◆ **What is needed**
In the material below, find each line holding the string "bras" and copy it.

>> BEGIN Exercise data

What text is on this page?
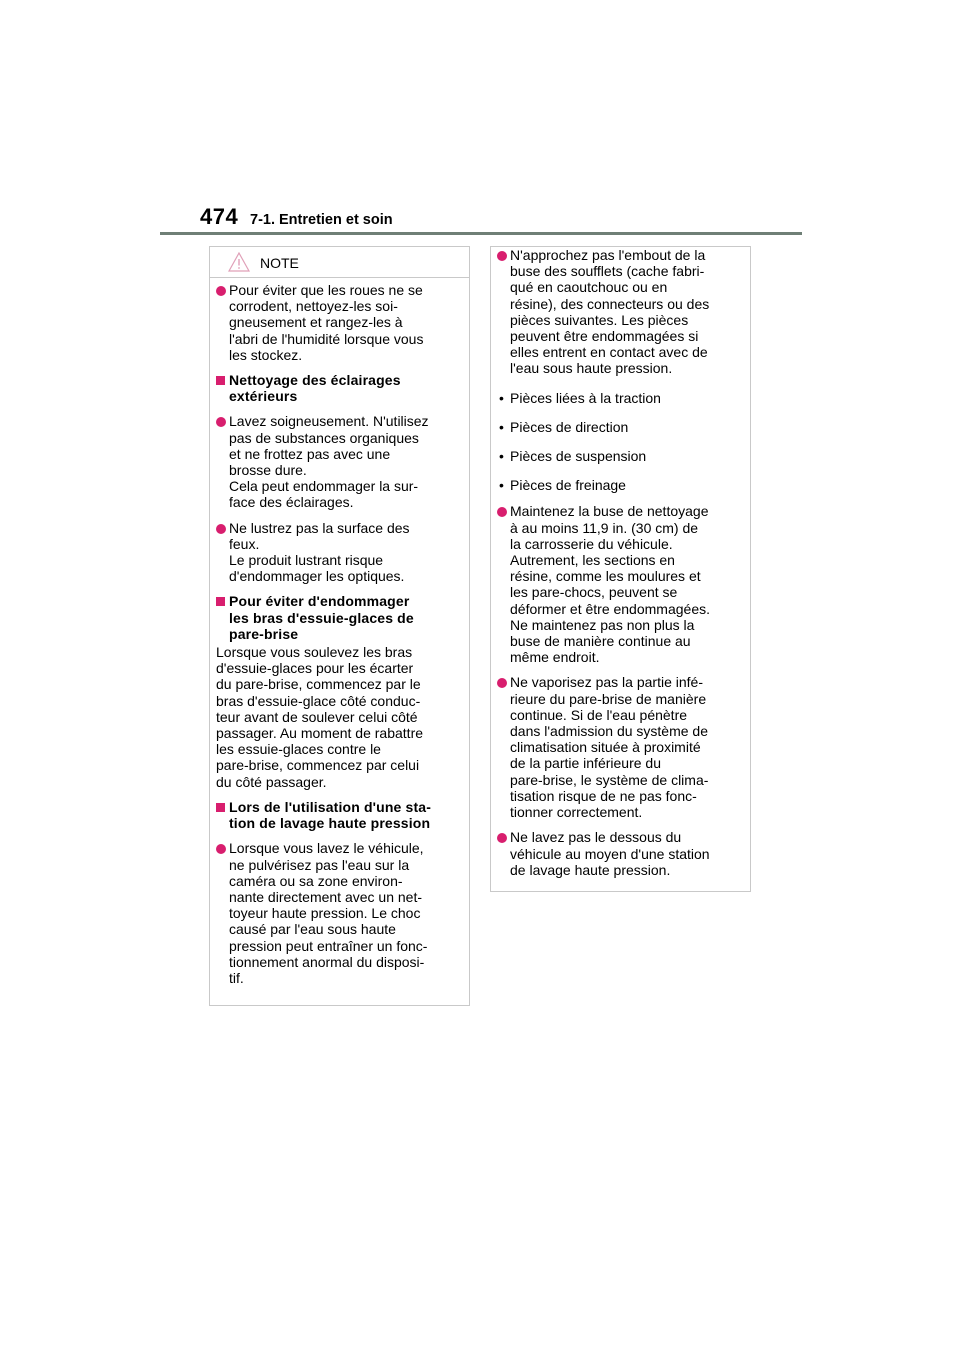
474 7-1. Entretien et soin
NOTE
Pour éviter que les roues ne se
corrodent, nettoyez-les soi-
gneusement et rangez-les à
l'abri de l'humidité lorsque vous
les stockez.
Nettoyage des éclairages
extérieurs
Lavez soigneusement. N'utilisez
pas de substances organiques
et ne frottez pas avec une
brosse dure.
Cela peut endommager la sur-
face des éclairages.
Ne lustrez pas la surface des
feux.
Le produit lustrant risque
d'endommager les optiques.
Pour éviter d'endommager
les bras d'essuie-glaces de
pare-brise
Lorsque vous soulevez les bras
d'essuie-glaces pour les écarter
du pare-brise, commencez par le
bras d'essuie-glace côté conduc-
teur avant de soulever celui côté
passager. Au moment de rabattre
les essuie-glaces contre le
pare-brise, commencez par celui
du côté passager.
Lors de l'utilisation d'une sta-
tion de lavage haute pression
Lorsque vous lavez le véhicule,
ne pulvérisez pas l'eau sur la
caméra ou sa zone environ-
nante directement avec un net-
toyeur haute pression. Le choc
causé par l'eau sous haute
pression peut entraîner un fonc-
tionnement anormal du disposi-
tif.
N'approchez pas l'embout de la
buse des soufflets (cache fabri-
qué en caoutchouc ou en
résine), des connecteurs ou des
pièces suivantes. Les pièces
peuvent être endommagées si
elles entrent en contact avec de
l'eau sous haute pression.
• Pièces liées à la traction
• Pièces de direction
• Pièces de suspension
• Pièces de freinage
Maintenez la buse de nettoyage
à au moins 11,9 in. (30 cm) de
la carrosserie du véhicule.
Autrement, les sections en
résine, comme les moulures et
les pare-chocs, peuvent se
déformer et être endommagées.
Ne maintenez pas non plus la
buse de manière continue au
même endroit.
Ne vaporisez pas la partie infé-
rieure du pare-brise de manière
continue. Si de l'eau pénètre
dans l'admission du système de
climatisation située à proximité
de la partie inférieure du
pare-brise, le système de clima-
tisation risque de ne pas fonc-
tionner correctement.
Ne lavez pas le dessous du
véhicule au moyen d'une station
de lavage haute pression.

>> END Exercise data

◆ **Task answer**
les bras d'essuie-glaces de
Lorsque vous soulevez les bras
bras d'essuie-glace côté conduc-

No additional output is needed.